_RECORDED DATA_.

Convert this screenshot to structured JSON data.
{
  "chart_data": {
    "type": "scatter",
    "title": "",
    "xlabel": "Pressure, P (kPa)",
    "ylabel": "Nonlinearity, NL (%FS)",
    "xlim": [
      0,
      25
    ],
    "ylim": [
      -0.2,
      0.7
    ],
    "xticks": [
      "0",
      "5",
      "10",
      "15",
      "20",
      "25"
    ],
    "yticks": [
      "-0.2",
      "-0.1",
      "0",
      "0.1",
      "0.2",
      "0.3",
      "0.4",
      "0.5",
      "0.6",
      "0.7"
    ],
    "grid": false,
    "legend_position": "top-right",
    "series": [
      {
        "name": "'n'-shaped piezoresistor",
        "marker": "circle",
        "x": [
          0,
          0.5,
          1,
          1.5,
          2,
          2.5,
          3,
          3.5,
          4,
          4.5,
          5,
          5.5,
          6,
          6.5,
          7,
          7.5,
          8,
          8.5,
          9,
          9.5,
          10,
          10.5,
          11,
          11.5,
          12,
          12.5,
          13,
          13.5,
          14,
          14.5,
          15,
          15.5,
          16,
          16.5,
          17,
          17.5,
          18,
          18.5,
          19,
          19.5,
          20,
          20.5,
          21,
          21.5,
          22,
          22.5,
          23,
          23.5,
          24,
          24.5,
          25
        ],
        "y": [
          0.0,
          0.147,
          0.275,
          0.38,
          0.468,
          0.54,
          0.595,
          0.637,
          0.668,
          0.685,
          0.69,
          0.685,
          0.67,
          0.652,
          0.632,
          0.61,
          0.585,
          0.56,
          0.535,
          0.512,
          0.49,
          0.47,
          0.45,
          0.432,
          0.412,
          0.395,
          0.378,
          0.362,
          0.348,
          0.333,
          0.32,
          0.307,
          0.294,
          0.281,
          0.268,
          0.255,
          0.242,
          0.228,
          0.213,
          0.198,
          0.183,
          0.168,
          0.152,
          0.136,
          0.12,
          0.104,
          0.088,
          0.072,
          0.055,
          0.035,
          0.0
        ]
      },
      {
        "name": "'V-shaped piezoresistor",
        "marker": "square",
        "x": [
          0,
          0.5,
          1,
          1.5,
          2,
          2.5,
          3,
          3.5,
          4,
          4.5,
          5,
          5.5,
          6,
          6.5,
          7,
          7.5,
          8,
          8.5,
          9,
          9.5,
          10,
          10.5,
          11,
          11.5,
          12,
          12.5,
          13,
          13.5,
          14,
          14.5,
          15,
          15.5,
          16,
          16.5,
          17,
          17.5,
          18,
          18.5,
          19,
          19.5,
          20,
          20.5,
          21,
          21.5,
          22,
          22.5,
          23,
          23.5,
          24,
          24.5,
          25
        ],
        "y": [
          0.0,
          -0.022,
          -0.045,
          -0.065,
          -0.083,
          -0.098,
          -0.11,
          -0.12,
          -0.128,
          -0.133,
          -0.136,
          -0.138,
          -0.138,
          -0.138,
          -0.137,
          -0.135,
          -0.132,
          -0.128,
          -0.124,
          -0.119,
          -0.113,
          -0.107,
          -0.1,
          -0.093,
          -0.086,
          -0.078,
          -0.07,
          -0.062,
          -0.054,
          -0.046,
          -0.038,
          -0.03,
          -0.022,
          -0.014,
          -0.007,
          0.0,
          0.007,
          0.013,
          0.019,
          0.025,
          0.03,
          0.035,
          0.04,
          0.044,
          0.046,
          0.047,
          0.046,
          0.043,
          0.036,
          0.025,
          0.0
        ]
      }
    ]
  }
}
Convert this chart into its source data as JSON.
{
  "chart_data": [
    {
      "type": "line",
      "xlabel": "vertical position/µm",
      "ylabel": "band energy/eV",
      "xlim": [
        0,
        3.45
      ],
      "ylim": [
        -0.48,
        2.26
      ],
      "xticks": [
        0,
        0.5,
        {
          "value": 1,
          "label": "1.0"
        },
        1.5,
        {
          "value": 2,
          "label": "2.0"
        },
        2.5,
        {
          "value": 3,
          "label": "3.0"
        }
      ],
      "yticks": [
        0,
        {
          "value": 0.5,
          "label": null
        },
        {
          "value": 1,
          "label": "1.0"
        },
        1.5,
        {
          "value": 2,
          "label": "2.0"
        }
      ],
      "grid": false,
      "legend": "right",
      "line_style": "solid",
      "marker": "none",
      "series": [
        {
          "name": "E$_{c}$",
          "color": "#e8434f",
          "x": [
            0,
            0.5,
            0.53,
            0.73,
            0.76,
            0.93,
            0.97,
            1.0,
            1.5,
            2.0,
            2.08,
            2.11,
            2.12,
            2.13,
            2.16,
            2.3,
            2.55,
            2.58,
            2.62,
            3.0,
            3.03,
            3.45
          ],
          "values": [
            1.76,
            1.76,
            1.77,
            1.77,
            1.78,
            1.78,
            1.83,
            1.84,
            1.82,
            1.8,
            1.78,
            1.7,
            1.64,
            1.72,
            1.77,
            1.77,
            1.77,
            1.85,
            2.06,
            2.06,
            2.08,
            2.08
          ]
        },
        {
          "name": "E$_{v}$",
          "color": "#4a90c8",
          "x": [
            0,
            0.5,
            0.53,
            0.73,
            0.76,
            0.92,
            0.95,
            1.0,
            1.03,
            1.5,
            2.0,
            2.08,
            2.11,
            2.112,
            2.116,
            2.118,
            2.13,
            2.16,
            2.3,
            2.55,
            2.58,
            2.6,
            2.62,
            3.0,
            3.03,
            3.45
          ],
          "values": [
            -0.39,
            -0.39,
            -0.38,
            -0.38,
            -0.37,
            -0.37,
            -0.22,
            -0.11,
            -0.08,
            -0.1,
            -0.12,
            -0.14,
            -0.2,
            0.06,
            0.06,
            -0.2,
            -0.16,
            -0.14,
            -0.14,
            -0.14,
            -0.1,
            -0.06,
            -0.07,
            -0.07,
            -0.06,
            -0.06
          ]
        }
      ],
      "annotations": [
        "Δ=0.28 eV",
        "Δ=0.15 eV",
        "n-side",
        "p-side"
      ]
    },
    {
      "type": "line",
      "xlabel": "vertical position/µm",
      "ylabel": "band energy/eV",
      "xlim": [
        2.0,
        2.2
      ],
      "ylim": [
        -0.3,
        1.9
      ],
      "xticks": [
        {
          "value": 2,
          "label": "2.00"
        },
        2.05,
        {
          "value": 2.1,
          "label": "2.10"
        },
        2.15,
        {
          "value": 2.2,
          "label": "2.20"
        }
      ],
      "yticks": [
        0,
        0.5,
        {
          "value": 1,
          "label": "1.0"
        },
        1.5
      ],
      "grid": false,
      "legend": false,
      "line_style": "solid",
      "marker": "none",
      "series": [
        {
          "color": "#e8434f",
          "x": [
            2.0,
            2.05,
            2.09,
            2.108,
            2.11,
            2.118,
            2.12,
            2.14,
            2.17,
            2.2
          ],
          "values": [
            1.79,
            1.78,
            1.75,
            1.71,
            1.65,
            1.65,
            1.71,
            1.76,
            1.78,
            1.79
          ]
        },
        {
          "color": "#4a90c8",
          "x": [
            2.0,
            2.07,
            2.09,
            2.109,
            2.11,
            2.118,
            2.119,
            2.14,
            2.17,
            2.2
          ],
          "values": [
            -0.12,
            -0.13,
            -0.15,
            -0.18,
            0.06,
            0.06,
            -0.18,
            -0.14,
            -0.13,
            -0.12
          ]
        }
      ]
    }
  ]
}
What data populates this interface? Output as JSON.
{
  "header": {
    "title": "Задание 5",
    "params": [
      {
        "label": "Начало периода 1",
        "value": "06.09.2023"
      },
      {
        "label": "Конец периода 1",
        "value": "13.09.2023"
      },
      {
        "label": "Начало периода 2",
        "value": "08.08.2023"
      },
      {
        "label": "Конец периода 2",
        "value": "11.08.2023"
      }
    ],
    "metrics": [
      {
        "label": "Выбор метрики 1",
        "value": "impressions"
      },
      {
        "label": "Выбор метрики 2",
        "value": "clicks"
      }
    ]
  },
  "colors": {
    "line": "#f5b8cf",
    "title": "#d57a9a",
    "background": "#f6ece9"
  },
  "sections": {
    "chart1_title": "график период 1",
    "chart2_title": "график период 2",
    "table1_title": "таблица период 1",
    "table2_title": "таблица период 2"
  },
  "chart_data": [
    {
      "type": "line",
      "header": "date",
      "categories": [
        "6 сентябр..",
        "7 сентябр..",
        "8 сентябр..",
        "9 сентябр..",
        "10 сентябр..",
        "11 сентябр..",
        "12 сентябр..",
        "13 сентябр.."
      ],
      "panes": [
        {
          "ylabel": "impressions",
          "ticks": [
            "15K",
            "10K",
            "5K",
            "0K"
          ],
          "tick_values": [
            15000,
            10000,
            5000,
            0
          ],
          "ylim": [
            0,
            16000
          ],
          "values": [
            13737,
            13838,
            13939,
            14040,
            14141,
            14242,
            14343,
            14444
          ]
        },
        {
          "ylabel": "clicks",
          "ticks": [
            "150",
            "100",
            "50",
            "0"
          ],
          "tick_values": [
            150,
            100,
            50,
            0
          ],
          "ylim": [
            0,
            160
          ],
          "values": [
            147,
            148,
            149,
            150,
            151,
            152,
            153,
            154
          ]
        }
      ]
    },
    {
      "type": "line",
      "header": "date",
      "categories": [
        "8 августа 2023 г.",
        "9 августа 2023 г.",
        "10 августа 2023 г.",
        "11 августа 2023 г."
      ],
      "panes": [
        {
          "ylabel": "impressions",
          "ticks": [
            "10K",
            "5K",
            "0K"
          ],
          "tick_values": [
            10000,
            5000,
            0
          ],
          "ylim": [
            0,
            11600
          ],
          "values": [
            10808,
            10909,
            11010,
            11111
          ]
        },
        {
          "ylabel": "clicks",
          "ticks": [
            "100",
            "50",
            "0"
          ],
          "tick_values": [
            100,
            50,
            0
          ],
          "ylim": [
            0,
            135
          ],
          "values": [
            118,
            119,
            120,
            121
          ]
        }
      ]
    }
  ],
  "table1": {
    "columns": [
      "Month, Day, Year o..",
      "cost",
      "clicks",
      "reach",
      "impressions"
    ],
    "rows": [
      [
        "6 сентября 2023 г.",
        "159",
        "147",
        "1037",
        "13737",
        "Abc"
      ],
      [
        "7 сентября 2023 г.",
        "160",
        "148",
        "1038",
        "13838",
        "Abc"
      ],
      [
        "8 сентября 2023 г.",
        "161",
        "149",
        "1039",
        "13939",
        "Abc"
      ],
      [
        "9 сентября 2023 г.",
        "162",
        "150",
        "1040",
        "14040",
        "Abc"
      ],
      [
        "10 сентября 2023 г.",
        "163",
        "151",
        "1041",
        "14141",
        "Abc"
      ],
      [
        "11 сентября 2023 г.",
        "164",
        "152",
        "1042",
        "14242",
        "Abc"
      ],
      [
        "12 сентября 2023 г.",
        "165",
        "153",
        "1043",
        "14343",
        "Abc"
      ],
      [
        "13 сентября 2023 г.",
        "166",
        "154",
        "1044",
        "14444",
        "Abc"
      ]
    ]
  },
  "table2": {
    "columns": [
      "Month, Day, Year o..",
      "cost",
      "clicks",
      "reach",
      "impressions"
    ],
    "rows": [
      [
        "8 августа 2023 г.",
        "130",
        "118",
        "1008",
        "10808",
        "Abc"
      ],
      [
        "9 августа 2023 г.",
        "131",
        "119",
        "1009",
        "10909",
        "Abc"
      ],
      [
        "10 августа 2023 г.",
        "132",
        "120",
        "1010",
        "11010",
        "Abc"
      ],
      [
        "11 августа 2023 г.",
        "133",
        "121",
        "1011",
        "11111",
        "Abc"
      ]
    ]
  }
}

_DIRECTIONS_. List every line from the entries above in which "Convert" appears.

_REPLY TO THE EXERCISE_.
Convert this screenshot to structured JSON data.
Convert this chart into its source data as JSON.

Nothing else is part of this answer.